Description of the task: Copy every entry exactly as given, minus the images.

Records:
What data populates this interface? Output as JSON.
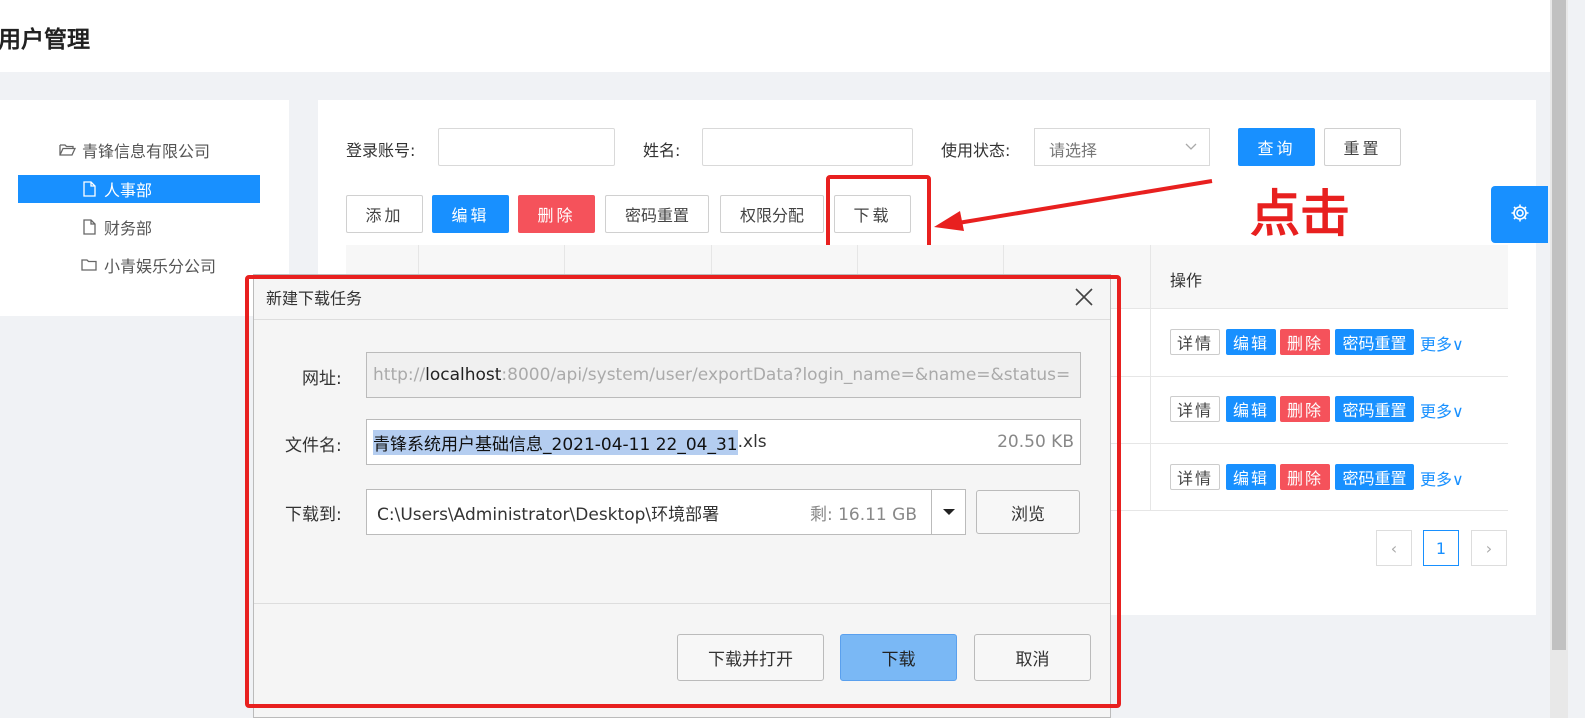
{
  "header": {
    "title": "用户管理"
  },
  "tree": {
    "items": [
      {
        "label": "青锋信息有限公司"
      },
      {
        "label": "人事部"
      },
      {
        "label": "财务部"
      },
      {
        "label": "小青娱乐分公司"
      }
    ]
  },
  "search": {
    "login_label": "登录账号:",
    "name_label": "姓名:",
    "status_label": "使用状态:",
    "status_placeholder": "请选择",
    "query_label": "查询",
    "reset_label": "重置"
  },
  "toolbar": {
    "add": "添加",
    "edit": "编辑",
    "delete": "删除",
    "password_reset": "密码重置",
    "permission": "权限分配",
    "download": "下载"
  },
  "table": {
    "op_header": "操作",
    "row_actions": {
      "detail": "详情",
      "edit": "编辑",
      "delete": "删除",
      "reset": "密码重置",
      "more": "更多∨"
    },
    "row_count": 3
  },
  "pagination": {
    "prev": "‹",
    "current": "1",
    "next": "›"
  },
  "annotation": {
    "text": "点击"
  },
  "dialog": {
    "title": "新建下载任务",
    "url_label": "网址:",
    "url_prefix": "http://",
    "url_host": "localhost",
    "url_rest": ":8000/api/system/user/exportData?login_name=&name=&status=",
    "filename_label": "文件名:",
    "filename_selected": "青锋系统用户基础信息_2021-04-11 22_04_31",
    "filename_ext": ".xls",
    "filesize": "20.50 KB",
    "saveto_label": "下载到:",
    "saveto_path": "C:\\Users\\Administrator\\Desktop\\环境部署",
    "free_space": "剩: 16.11 GB",
    "browse": "浏览",
    "download_open": "下载并打开",
    "download": "下载",
    "cancel": "取消"
  },
  "colors": {
    "primary": "#1890ff",
    "danger": "#f5525b",
    "annotation": "#e8201f"
  }
}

Exercise output:
What data populates this interface? Output as JSON.
{
  "header": {
    "title": "用户管理"
  },
  "tree": {
    "items": [
      {
        "label": "青锋信息有限公司"
      },
      {
        "label": "人事部"
      },
      {
        "label": "财务部"
      },
      {
        "label": "小青娱乐分公司"
      }
    ]
  },
  "search": {
    "login_label": "登录账号:",
    "name_label": "姓名:",
    "status_label": "使用状态:",
    "status_placeholder": "请选择",
    "query_label": "查询",
    "reset_label": "重置"
  },
  "toolbar": {
    "add": "添加",
    "edit": "编辑",
    "delete": "删除",
    "password_reset": "密码重置",
    "permission": "权限分配",
    "download": "下载"
  },
  "table": {
    "op_header": "操作",
    "row_actions": {
      "detail": "详情",
      "edit": "编辑",
      "delete": "删除",
      "reset": "密码重置",
      "more": "更多∨"
    },
    "row_count": 3
  },
  "pagination": {
    "prev": "‹",
    "current": "1",
    "next": "›"
  },
  "annotation": {
    "text": "点击"
  },
  "dialog": {
    "title": "新建下载任务",
    "url_label": "网址:",
    "url_prefix": "http://",
    "url_host": "localhost",
    "url_rest": ":8000/api/system/user/exportData?login_name=&name=&status=",
    "filename_label": "文件名:",
    "filename_selected": "青锋系统用户基础信息_2021-04-11 22_04_31",
    "filename_ext": ".xls",
    "filesize": "20.50 KB",
    "saveto_label": "下载到:",
    "saveto_path": "C:\\Users\\Administrator\\Desktop\\环境部署",
    "free_space": "剩: 16.11 GB",
    "browse": "浏览",
    "download_open": "下载并打开",
    "download": "下载",
    "cancel": "取消"
  },
  "colors": {
    "primary": "#1890ff",
    "danger": "#f5525b",
    "annotation": "#e8201f"
  }
}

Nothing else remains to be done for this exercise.